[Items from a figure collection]

===============

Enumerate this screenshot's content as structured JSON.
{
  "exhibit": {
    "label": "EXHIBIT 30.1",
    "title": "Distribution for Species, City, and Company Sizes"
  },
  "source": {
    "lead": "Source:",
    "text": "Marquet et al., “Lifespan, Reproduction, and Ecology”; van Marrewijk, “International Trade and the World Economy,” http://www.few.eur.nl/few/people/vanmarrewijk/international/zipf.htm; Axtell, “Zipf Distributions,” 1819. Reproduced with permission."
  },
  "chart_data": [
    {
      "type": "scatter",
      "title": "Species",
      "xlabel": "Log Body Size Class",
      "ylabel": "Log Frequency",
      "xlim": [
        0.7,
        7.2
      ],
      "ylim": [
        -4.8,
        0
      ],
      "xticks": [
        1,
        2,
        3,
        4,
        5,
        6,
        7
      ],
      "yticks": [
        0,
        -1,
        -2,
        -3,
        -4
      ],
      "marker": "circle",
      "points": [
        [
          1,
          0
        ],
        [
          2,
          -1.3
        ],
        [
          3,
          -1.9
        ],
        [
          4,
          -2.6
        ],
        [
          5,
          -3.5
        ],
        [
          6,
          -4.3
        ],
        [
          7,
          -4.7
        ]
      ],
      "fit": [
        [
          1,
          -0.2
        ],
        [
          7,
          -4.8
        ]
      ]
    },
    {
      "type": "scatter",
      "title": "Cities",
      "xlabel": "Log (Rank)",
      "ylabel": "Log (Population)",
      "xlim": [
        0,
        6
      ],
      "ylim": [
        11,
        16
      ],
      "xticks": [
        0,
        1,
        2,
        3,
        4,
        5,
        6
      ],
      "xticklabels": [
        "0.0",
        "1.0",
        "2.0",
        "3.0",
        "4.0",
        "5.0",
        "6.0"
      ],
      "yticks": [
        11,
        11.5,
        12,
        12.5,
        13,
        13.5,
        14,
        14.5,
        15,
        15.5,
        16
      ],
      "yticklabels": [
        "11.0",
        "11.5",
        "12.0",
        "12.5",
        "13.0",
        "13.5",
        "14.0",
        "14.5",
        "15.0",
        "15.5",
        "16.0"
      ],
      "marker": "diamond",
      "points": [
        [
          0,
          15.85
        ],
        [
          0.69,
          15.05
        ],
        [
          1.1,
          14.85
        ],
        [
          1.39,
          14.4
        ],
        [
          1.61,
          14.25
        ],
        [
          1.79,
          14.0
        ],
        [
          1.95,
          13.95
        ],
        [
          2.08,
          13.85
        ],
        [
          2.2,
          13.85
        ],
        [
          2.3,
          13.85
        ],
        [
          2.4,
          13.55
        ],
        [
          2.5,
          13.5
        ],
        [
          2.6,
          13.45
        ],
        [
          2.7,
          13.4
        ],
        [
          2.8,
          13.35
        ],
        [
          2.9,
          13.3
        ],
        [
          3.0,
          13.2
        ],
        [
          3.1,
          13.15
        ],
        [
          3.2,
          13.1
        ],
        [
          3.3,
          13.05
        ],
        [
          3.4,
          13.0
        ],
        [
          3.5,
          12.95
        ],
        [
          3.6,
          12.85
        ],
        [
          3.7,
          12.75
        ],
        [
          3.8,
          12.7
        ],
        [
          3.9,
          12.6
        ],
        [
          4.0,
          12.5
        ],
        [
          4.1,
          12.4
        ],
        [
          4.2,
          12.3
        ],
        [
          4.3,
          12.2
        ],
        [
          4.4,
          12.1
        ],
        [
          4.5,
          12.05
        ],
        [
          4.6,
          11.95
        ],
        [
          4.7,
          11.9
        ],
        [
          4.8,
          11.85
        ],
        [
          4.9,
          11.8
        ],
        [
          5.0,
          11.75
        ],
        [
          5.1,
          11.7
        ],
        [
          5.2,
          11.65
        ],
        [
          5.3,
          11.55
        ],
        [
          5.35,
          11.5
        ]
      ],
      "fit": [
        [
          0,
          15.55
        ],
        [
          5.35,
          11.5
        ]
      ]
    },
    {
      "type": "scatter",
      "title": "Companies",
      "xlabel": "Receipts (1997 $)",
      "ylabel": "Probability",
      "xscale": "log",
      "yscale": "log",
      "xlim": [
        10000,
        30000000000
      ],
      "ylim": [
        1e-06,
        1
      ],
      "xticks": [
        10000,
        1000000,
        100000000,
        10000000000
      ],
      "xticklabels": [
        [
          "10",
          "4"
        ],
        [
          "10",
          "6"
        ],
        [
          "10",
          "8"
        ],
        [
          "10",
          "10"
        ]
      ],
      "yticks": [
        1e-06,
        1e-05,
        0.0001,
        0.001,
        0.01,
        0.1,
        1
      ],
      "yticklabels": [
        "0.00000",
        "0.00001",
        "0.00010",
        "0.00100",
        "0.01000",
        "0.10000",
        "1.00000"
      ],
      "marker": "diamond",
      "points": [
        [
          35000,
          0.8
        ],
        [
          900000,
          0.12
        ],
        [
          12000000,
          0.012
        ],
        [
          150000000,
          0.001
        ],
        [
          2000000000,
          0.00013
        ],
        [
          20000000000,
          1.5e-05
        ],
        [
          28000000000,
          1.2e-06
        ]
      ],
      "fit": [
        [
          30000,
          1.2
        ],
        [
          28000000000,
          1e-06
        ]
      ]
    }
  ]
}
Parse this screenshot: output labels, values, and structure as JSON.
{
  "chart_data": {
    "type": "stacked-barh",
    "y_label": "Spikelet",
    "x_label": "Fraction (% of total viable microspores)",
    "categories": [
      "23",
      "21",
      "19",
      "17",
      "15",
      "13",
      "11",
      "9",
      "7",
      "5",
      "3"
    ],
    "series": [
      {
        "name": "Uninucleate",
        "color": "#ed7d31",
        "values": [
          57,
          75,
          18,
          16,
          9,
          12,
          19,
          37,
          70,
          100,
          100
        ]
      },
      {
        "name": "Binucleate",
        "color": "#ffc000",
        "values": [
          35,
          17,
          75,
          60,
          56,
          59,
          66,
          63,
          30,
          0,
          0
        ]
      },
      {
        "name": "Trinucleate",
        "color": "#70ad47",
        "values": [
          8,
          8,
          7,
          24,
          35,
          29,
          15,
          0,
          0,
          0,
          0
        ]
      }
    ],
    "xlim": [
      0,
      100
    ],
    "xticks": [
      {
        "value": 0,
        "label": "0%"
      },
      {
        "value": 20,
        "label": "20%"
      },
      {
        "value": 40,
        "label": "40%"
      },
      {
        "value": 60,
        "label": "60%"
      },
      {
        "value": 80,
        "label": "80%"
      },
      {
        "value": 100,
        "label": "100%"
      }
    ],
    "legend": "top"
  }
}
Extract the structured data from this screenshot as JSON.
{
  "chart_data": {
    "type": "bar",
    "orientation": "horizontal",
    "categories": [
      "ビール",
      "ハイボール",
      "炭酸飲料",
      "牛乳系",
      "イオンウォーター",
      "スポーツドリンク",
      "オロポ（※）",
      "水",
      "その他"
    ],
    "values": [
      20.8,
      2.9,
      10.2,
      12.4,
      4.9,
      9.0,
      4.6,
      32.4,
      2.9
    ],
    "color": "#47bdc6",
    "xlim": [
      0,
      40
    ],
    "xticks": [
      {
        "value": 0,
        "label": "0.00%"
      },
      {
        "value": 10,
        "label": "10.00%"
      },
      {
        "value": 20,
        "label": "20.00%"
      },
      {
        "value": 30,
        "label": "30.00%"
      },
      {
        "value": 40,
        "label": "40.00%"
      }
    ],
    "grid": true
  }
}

===============

# PROBLEM TO WORK ON
Only the number is wanted: how many lines of these entries contain the string "xlabel"?

# EXERCISE RESPONSE
3